▸ TASK PROMPT
Repeat the listing word for word. No pictures belong in the copy.

Figure contents as structured data:
____________

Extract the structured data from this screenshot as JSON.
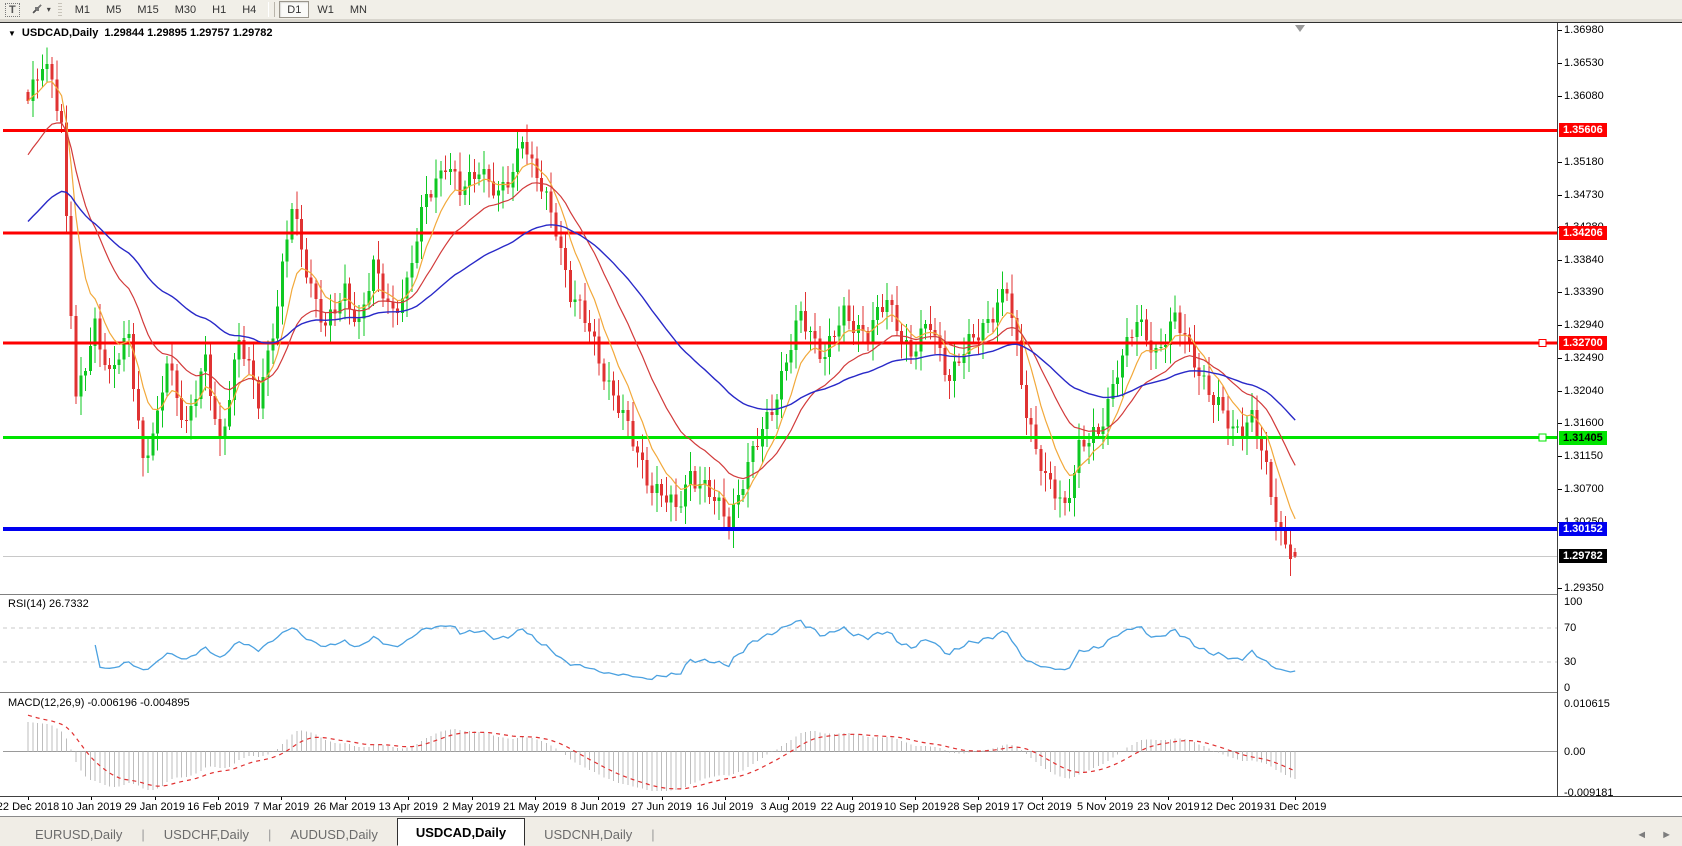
{
  "toolbar": {
    "text_tool_label": "T",
    "arrows_tool_caret": "▾",
    "timeframes": [
      "M1",
      "M5",
      "M15",
      "M30",
      "H1",
      "H4",
      "D1",
      "W1",
      "MN"
    ],
    "active_timeframe": "D1"
  },
  "chart": {
    "title": "USDCAD,Daily",
    "ohlc_text": "1.29844 1.29895 1.29757 1.29782",
    "open": "1.29844",
    "high": "1.29895",
    "low": "1.29757",
    "close": "1.29782",
    "dropdown_triangle": "▼"
  },
  "price_axis": {
    "ticks": [
      "1.36980",
      "1.36530",
      "1.36080",
      "1.35180",
      "1.34730",
      "1.34280",
      "1.33840",
      "1.33390",
      "1.32940",
      "1.32490",
      "1.32040",
      "1.31600",
      "1.31150",
      "1.30700",
      "1.30250",
      "1.29350"
    ],
    "levels": [
      {
        "value": "1.35606",
        "price": 1.35606,
        "line_color": "#fe0000",
        "label_bg": "#fe0000",
        "label_text": "#ffffff",
        "thickness": 3,
        "handle": false
      },
      {
        "value": "1.34206",
        "price": 1.34206,
        "line_color": "#fe0000",
        "label_bg": "#fe0000",
        "label_text": "#ffffff",
        "thickness": 3,
        "handle": false
      },
      {
        "value": "1.32700",
        "price": 1.327,
        "line_color": "#fe0000",
        "label_bg": "#fe0000",
        "label_text": "#ffffff",
        "thickness": 3,
        "handle": true
      },
      {
        "value": "1.31405",
        "price": 1.31405,
        "line_color": "#00e400",
        "label_bg": "#00e400",
        "label_text": "#000000",
        "thickness": 3,
        "handle": true
      },
      {
        "value": "1.30152",
        "price": 1.30152,
        "line_color": "#0000f0",
        "label_bg": "#0000f0",
        "label_text": "#ffffff",
        "thickness": 4,
        "handle": false
      }
    ],
    "current_price": {
      "value": "1.29782",
      "price": 1.29782,
      "label_bg": "#000000",
      "label_text": "#ffffff",
      "line_color": "#c8c8c8"
    }
  },
  "indicators": {
    "rsi": {
      "label": "RSI(14) 26.7332",
      "period": 14,
      "value": 26.7332,
      "ticks": [
        "100",
        "70",
        "30",
        "0"
      ],
      "tick_values": [
        100,
        70,
        30,
        0
      ],
      "level_lines": [
        70,
        30
      ],
      "line_color": "#4ba1e0"
    },
    "macd": {
      "label": "MACD(12,26,9) -0.006196 -0.004895",
      "fast": 12,
      "slow": 26,
      "signal": 9,
      "main_value": -0.006196,
      "signal_value": -0.004895,
      "ticks": [
        "0.010615",
        "0.00",
        "-0.009181"
      ],
      "tick_values": [
        0.010615,
        0.0,
        -0.009181
      ],
      "histogram_color": "#bdbdbd",
      "signal_color": "#e03030"
    }
  },
  "time_axis": {
    "labels": [
      "22 Dec 2018",
      "10 Jan 2019",
      "29 Jan 2019",
      "16 Feb 2019",
      "7 Mar 2019",
      "26 Mar 2019",
      "13 Apr 2019",
      "2 May 2019",
      "21 May 2019",
      "8 Jun 2019",
      "27 Jun 2019",
      "16 Jul 2019",
      "3 Aug 2019",
      "22 Aug 2019",
      "10 Sep 2019",
      "28 Sep 2019",
      "17 Oct 2019",
      "5 Nov 2019",
      "23 Nov 2019",
      "12 Dec 2019",
      "31 Dec 2019"
    ]
  },
  "tabs": {
    "items": [
      "EURUSD,Daily",
      "USDCHF,Daily",
      "AUDUSD,Daily",
      "USDCAD,Daily",
      "USDCNH,Daily"
    ],
    "active": "USDCAD,Daily",
    "scroll_left": "◄",
    "scroll_right": "►"
  },
  "chart_data": {
    "type": "candlestick",
    "symbol": "USDCAD",
    "timeframe": "Daily",
    "bars": 265,
    "x_start_date": "22 Dec 2018",
    "x_end_date": "31 Dec 2019",
    "price_range": [
      1.2928,
      1.37076
    ],
    "last_bar": {
      "open": 1.29844,
      "high": 1.29895,
      "low": 1.29757,
      "close": 1.29782
    },
    "horizontal_levels": [
      1.35606,
      1.34206,
      1.327,
      1.31405,
      1.30152
    ],
    "current_price_line": 1.29782,
    "moving_averages": [
      {
        "name": "fast",
        "period": 8,
        "color": "#f2a93b"
      },
      {
        "name": "medium",
        "period": 21,
        "color": "#d23b3b"
      },
      {
        "name": "slow",
        "period": 55,
        "color": "#2929c8"
      }
    ],
    "candle_up_color": "#0ec822",
    "candle_down_color": "#e03232",
    "close_waypoints": [
      [
        0,
        1.3595
      ],
      [
        3,
        1.365
      ],
      [
        5,
        1.364
      ],
      [
        7,
        1.3565
      ],
      [
        10,
        1.3185
      ],
      [
        14,
        1.33
      ],
      [
        17,
        1.322
      ],
      [
        21,
        1.328
      ],
      [
        24,
        1.311
      ],
      [
        27,
        1.316
      ],
      [
        29,
        1.3245
      ],
      [
        33,
        1.316
      ],
      [
        37,
        1.324
      ],
      [
        40,
        1.3135
      ],
      [
        44,
        1.327
      ],
      [
        48,
        1.3195
      ],
      [
        52,
        1.332
      ],
      [
        55,
        1.3455
      ],
      [
        59,
        1.335
      ],
      [
        62,
        1.3285
      ],
      [
        66,
        1.3345
      ],
      [
        69,
        1.3295
      ],
      [
        72,
        1.337
      ],
      [
        76,
        1.3315
      ],
      [
        79,
        1.3345
      ],
      [
        83,
        1.3475
      ],
      [
        87,
        1.3515
      ],
      [
        90,
        1.3475
      ],
      [
        94,
        1.3515
      ],
      [
        98,
        1.3465
      ],
      [
        101,
        1.3505
      ],
      [
        103,
        1.356
      ],
      [
        105,
        1.351
      ],
      [
        110,
        1.343
      ],
      [
        113,
        1.334
      ],
      [
        117,
        1.3285
      ],
      [
        121,
        1.3215
      ],
      [
        125,
        1.315
      ],
      [
        130,
        1.3075
      ],
      [
        135,
        1.304
      ],
      [
        138,
        1.3095
      ],
      [
        142,
        1.306
      ],
      [
        146,
        1.303
      ],
      [
        151,
        1.3115
      ],
      [
        155,
        1.3185
      ],
      [
        158,
        1.3245
      ],
      [
        161,
        1.3305
      ],
      [
        166,
        1.3255
      ],
      [
        170,
        1.3305
      ],
      [
        175,
        1.3285
      ],
      [
        179,
        1.3325
      ],
      [
        184,
        1.3255
      ],
      [
        188,
        1.3295
      ],
      [
        192,
        1.3225
      ],
      [
        196,
        1.3265
      ],
      [
        200,
        1.3305
      ],
      [
        204,
        1.334
      ],
      [
        208,
        1.318
      ],
      [
        212,
        1.308
      ],
      [
        216,
        1.3045
      ],
      [
        219,
        1.313
      ],
      [
        223,
        1.314
      ],
      [
        227,
        1.324
      ],
      [
        231,
        1.3295
      ],
      [
        235,
        1.326
      ],
      [
        239,
        1.33
      ],
      [
        243,
        1.325
      ],
      [
        247,
        1.319
      ],
      [
        251,
        1.315
      ],
      [
        255,
        1.317
      ],
      [
        257,
        1.312
      ],
      [
        259,
        1.306
      ],
      [
        261,
        1.301
      ],
      [
        263,
        1.299
      ],
      [
        264,
        1.29782
      ]
    ]
  }
}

____________

▸ RESPONSE TO THE EXERCISE
Extract the structured data from this screenshot as JSON.
{
  "toolbar": {
    "text_tool_label": "T",
    "arrows_tool_caret": "▾",
    "timeframes": [
      "M1",
      "M5",
      "M15",
      "M30",
      "H1",
      "H4",
      "D1",
      "W1",
      "MN"
    ],
    "active_timeframe": "D1"
  },
  "chart": {
    "title": "USDCAD,Daily",
    "ohlc_text": "1.29844 1.29895 1.29757 1.29782",
    "open": "1.29844",
    "high": "1.29895",
    "low": "1.29757",
    "close": "1.29782",
    "dropdown_triangle": "▼"
  },
  "price_axis": {
    "ticks": [
      "1.36980",
      "1.36530",
      "1.36080",
      "1.35180",
      "1.34730",
      "1.34280",
      "1.33840",
      "1.33390",
      "1.32940",
      "1.32490",
      "1.32040",
      "1.31600",
      "1.31150",
      "1.30700",
      "1.30250",
      "1.29350"
    ],
    "levels": [
      {
        "value": "1.35606",
        "price": 1.35606,
        "line_color": "#fe0000",
        "label_bg": "#fe0000",
        "label_text": "#ffffff",
        "thickness": 3,
        "handle": false
      },
      {
        "value": "1.34206",
        "price": 1.34206,
        "line_color": "#fe0000",
        "label_bg": "#fe0000",
        "label_text": "#ffffff",
        "thickness": 3,
        "handle": false
      },
      {
        "value": "1.32700",
        "price": 1.327,
        "line_color": "#fe0000",
        "label_bg": "#fe0000",
        "label_text": "#ffffff",
        "thickness": 3,
        "handle": true
      },
      {
        "value": "1.31405",
        "price": 1.31405,
        "line_color": "#00e400",
        "label_bg": "#00e400",
        "label_text": "#000000",
        "thickness": 3,
        "handle": true
      },
      {
        "value": "1.30152",
        "price": 1.30152,
        "line_color": "#0000f0",
        "label_bg": "#0000f0",
        "label_text": "#ffffff",
        "thickness": 4,
        "handle": false
      }
    ],
    "current_price": {
      "value": "1.29782",
      "price": 1.29782,
      "label_bg": "#000000",
      "label_text": "#ffffff",
      "line_color": "#c8c8c8"
    }
  },
  "indicators": {
    "rsi": {
      "label": "RSI(14) 26.7332",
      "period": 14,
      "value": 26.7332,
      "ticks": [
        "100",
        "70",
        "30",
        "0"
      ],
      "tick_values": [
        100,
        70,
        30,
        0
      ],
      "level_lines": [
        70,
        30
      ],
      "line_color": "#4ba1e0"
    },
    "macd": {
      "label": "MACD(12,26,9) -0.006196 -0.004895",
      "fast": 12,
      "slow": 26,
      "signal": 9,
      "main_value": -0.006196,
      "signal_value": -0.004895,
      "ticks": [
        "0.010615",
        "0.00",
        "-0.009181"
      ],
      "tick_values": [
        0.010615,
        0.0,
        -0.009181
      ],
      "histogram_color": "#bdbdbd",
      "signal_color": "#e03030"
    }
  },
  "time_axis": {
    "labels": [
      "22 Dec 2018",
      "10 Jan 2019",
      "29 Jan 2019",
      "16 Feb 2019",
      "7 Mar 2019",
      "26 Mar 2019",
      "13 Apr 2019",
      "2 May 2019",
      "21 May 2019",
      "8 Jun 2019",
      "27 Jun 2019",
      "16 Jul 2019",
      "3 Aug 2019",
      "22 Aug 2019",
      "10 Sep 2019",
      "28 Sep 2019",
      "17 Oct 2019",
      "5 Nov 2019",
      "23 Nov 2019",
      "12 Dec 2019",
      "31 Dec 2019"
    ]
  },
  "tabs": {
    "items": [
      "EURUSD,Daily",
      "USDCHF,Daily",
      "AUDUSD,Daily",
      "USDCAD,Daily",
      "USDCNH,Daily"
    ],
    "active": "USDCAD,Daily",
    "scroll_left": "◄",
    "scroll_right": "►"
  },
  "chart_data": {
    "type": "candlestick",
    "symbol": "USDCAD",
    "timeframe": "Daily",
    "bars": 265,
    "x_start_date": "22 Dec 2018",
    "x_end_date": "31 Dec 2019",
    "price_range": [
      1.2928,
      1.37076
    ],
    "last_bar": {
      "open": 1.29844,
      "high": 1.29895,
      "low": 1.29757,
      "close": 1.29782
    },
    "horizontal_levels": [
      1.35606,
      1.34206,
      1.327,
      1.31405,
      1.30152
    ],
    "current_price_line": 1.29782,
    "moving_averages": [
      {
        "name": "fast",
        "period": 8,
        "color": "#f2a93b"
      },
      {
        "name": "medium",
        "period": 21,
        "color": "#d23b3b"
      },
      {
        "name": "slow",
        "period": 55,
        "color": "#2929c8"
      }
    ],
    "candle_up_color": "#0ec822",
    "candle_down_color": "#e03232",
    "close_waypoints": [
      [
        0,
        1.3595
      ],
      [
        3,
        1.365
      ],
      [
        5,
        1.364
      ],
      [
        7,
        1.3565
      ],
      [
        10,
        1.3185
      ],
      [
        14,
        1.33
      ],
      [
        17,
        1.322
      ],
      [
        21,
        1.328
      ],
      [
        24,
        1.311
      ],
      [
        27,
        1.316
      ],
      [
        29,
        1.3245
      ],
      [
        33,
        1.316
      ],
      [
        37,
        1.324
      ],
      [
        40,
        1.3135
      ],
      [
        44,
        1.327
      ],
      [
        48,
        1.3195
      ],
      [
        52,
        1.332
      ],
      [
        55,
        1.3455
      ],
      [
        59,
        1.335
      ],
      [
        62,
        1.3285
      ],
      [
        66,
        1.3345
      ],
      [
        69,
        1.3295
      ],
      [
        72,
        1.337
      ],
      [
        76,
        1.3315
      ],
      [
        79,
        1.3345
      ],
      [
        83,
        1.3475
      ],
      [
        87,
        1.3515
      ],
      [
        90,
        1.3475
      ],
      [
        94,
        1.3515
      ],
      [
        98,
        1.3465
      ],
      [
        101,
        1.3505
      ],
      [
        103,
        1.356
      ],
      [
        105,
        1.351
      ],
      [
        110,
        1.343
      ],
      [
        113,
        1.334
      ],
      [
        117,
        1.3285
      ],
      [
        121,
        1.3215
      ],
      [
        125,
        1.315
      ],
      [
        130,
        1.3075
      ],
      [
        135,
        1.304
      ],
      [
        138,
        1.3095
      ],
      [
        142,
        1.306
      ],
      [
        146,
        1.303
      ],
      [
        151,
        1.3115
      ],
      [
        155,
        1.3185
      ],
      [
        158,
        1.3245
      ],
      [
        161,
        1.3305
      ],
      [
        166,
        1.3255
      ],
      [
        170,
        1.3305
      ],
      [
        175,
        1.3285
      ],
      [
        179,
        1.3325
      ],
      [
        184,
        1.3255
      ],
      [
        188,
        1.3295
      ],
      [
        192,
        1.3225
      ],
      [
        196,
        1.3265
      ],
      [
        200,
        1.3305
      ],
      [
        204,
        1.334
      ],
      [
        208,
        1.318
      ],
      [
        212,
        1.308
      ],
      [
        216,
        1.3045
      ],
      [
        219,
        1.313
      ],
      [
        223,
        1.314
      ],
      [
        227,
        1.324
      ],
      [
        231,
        1.3295
      ],
      [
        235,
        1.326
      ],
      [
        239,
        1.33
      ],
      [
        243,
        1.325
      ],
      [
        247,
        1.319
      ],
      [
        251,
        1.315
      ],
      [
        255,
        1.317
      ],
      [
        257,
        1.312
      ],
      [
        259,
        1.306
      ],
      [
        261,
        1.301
      ],
      [
        263,
        1.299
      ],
      [
        264,
        1.29782
      ]
    ]
  }
}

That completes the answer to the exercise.